• Instruction: Copy all the material below, exactly as it stands.

## Start

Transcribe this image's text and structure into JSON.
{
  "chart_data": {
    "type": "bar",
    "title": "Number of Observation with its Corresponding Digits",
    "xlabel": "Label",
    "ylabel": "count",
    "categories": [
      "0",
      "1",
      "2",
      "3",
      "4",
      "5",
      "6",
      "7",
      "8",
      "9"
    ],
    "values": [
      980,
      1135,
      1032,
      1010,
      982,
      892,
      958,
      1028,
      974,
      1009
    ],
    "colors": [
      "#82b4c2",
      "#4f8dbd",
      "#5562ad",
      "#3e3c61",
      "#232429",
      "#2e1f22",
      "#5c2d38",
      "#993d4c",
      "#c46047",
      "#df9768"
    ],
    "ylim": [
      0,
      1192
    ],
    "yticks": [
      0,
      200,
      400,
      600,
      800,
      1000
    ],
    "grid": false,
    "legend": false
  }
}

## End

• Task result:
Transcribe this image's text and structure into JSON.
{
  "chart_data": {
    "type": "bar",
    "title": "Number of Observation with its Corresponding Digits",
    "xlabel": "Label",
    "ylabel": "count",
    "categories": [
      "0",
      "1",
      "2",
      "3",
      "4",
      "5",
      "6",
      "7",
      "8",
      "9"
    ],
    "values": [
      980,
      1135,
      1032,
      1010,
      982,
      892,
      958,
      1028,
      974,
      1009
    ],
    "colors": [
      "#82b4c2",
      "#4f8dbd",
      "#5562ad",
      "#3e3c61",
      "#232429",
      "#2e1f22",
      "#5c2d38",
      "#993d4c",
      "#c46047",
      "#df9768"
    ],
    "ylim": [
      0,
      1192
    ],
    "yticks": [
      0,
      200,
      400,
      600,
      800,
      1000
    ],
    "grid": false,
    "legend": false
  }
}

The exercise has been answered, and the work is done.